* _TASK INSTRUCTIONS_
Report each line of the data that includes the word "value".

Dataset items

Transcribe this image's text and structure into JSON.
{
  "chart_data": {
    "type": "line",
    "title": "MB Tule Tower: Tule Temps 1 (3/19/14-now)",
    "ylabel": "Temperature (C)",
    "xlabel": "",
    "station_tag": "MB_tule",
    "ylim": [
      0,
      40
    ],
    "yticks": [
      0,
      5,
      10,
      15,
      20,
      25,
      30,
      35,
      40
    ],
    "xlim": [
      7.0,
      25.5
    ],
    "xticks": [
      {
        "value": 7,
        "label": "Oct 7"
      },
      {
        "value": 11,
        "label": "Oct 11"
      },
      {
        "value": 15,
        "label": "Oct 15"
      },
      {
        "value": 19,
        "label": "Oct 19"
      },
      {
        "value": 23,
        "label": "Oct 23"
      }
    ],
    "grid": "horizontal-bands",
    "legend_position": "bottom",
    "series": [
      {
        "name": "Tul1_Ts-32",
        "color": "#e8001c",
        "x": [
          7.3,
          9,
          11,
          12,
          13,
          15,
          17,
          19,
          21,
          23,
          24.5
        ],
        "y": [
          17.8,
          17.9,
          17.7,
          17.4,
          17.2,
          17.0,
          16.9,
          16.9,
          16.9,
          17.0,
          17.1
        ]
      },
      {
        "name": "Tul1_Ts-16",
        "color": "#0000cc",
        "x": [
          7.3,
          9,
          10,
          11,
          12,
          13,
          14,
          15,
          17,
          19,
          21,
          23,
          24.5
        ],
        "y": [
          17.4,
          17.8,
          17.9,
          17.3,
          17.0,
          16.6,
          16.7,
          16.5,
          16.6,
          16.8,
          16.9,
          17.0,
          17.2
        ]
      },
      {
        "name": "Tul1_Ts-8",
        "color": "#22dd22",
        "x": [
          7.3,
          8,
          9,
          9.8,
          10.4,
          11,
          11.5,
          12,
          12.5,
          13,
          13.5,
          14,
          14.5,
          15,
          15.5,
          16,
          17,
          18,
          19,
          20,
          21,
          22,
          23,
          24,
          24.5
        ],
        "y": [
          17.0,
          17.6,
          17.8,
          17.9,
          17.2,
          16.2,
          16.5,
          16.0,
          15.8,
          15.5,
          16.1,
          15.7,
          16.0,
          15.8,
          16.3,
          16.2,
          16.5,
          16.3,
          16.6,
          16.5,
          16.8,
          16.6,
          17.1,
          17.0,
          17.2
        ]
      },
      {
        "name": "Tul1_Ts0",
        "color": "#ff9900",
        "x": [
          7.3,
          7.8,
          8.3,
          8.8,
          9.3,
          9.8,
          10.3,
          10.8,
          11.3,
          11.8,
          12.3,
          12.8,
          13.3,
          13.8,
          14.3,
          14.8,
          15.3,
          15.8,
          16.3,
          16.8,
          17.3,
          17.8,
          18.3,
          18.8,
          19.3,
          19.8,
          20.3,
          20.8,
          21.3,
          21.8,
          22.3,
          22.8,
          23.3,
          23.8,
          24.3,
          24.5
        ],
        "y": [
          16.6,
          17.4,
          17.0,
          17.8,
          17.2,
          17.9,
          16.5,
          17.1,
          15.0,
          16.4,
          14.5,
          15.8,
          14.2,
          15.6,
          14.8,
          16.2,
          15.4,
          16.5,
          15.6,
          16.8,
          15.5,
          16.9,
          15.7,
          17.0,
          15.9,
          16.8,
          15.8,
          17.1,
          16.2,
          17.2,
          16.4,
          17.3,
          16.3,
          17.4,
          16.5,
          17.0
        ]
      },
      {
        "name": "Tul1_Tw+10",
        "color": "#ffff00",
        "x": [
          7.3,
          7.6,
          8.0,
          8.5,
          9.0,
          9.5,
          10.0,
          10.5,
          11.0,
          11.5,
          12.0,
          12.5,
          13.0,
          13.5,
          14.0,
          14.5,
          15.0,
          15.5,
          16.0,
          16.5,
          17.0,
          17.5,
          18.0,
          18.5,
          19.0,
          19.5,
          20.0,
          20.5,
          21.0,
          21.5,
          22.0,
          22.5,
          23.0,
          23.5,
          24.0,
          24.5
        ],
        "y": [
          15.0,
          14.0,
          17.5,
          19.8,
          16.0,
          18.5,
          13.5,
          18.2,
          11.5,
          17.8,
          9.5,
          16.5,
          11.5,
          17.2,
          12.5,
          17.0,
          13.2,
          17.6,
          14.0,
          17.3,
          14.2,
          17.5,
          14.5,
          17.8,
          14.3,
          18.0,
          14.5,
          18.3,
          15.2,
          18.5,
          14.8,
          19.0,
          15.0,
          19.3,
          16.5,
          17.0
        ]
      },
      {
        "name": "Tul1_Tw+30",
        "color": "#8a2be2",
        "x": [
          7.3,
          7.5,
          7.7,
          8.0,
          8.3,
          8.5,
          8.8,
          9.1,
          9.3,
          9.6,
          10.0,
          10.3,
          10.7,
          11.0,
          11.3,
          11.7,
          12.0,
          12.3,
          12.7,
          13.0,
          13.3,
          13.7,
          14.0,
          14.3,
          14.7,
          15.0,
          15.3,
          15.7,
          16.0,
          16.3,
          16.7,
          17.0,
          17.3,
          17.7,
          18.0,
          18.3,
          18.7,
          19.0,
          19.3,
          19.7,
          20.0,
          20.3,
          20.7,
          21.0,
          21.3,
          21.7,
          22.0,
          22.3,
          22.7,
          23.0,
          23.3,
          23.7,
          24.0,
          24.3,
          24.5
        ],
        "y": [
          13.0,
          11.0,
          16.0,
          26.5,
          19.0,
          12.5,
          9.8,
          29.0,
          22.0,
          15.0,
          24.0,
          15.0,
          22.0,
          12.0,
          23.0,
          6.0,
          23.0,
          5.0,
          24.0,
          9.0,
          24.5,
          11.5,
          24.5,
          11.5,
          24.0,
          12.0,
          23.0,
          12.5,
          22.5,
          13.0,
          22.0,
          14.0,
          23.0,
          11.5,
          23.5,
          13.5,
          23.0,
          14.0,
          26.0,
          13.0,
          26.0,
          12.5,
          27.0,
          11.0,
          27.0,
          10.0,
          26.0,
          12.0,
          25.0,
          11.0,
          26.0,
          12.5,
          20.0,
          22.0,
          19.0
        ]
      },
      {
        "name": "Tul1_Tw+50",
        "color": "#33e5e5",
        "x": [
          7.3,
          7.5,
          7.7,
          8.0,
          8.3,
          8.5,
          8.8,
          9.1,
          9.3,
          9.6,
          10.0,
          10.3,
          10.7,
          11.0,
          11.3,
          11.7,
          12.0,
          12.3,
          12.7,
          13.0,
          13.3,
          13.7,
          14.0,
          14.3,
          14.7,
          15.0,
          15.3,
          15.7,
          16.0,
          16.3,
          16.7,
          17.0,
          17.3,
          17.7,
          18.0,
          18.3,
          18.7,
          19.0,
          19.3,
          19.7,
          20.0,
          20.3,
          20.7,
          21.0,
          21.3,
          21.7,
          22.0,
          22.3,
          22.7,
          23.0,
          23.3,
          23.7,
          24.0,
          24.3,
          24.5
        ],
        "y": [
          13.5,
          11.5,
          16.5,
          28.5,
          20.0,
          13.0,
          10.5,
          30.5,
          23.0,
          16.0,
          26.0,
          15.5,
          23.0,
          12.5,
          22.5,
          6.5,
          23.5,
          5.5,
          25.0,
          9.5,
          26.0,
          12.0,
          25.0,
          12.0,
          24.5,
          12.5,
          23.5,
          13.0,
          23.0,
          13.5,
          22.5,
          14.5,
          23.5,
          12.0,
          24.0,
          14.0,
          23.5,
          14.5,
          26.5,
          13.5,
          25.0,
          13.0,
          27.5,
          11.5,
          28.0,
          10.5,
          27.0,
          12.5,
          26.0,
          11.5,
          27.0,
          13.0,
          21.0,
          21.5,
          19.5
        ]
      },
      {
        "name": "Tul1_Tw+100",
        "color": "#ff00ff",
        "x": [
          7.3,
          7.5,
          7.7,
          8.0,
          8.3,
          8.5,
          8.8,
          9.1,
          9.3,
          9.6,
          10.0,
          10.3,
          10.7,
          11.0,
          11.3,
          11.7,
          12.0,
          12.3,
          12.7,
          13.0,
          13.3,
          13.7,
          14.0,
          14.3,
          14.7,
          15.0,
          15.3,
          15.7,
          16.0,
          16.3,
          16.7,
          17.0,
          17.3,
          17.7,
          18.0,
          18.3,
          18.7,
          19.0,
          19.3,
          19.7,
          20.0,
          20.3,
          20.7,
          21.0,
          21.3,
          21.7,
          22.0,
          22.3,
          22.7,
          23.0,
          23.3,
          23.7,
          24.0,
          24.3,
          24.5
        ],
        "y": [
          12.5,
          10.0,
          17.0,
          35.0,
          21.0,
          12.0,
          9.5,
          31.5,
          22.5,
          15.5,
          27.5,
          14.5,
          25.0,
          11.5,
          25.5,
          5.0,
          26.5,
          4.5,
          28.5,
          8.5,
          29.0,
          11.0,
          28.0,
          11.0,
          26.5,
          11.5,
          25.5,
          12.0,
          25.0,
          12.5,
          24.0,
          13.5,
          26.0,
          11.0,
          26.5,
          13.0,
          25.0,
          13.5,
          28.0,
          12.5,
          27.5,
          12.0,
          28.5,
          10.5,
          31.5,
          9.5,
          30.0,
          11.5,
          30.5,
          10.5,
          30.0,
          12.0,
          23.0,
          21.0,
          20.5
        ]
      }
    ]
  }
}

* _SOLUTION TO THIS PROBLEM_
        "value": 7,
        "value": 11,
        "value": 15,
        "value": 19,
        "value": 23,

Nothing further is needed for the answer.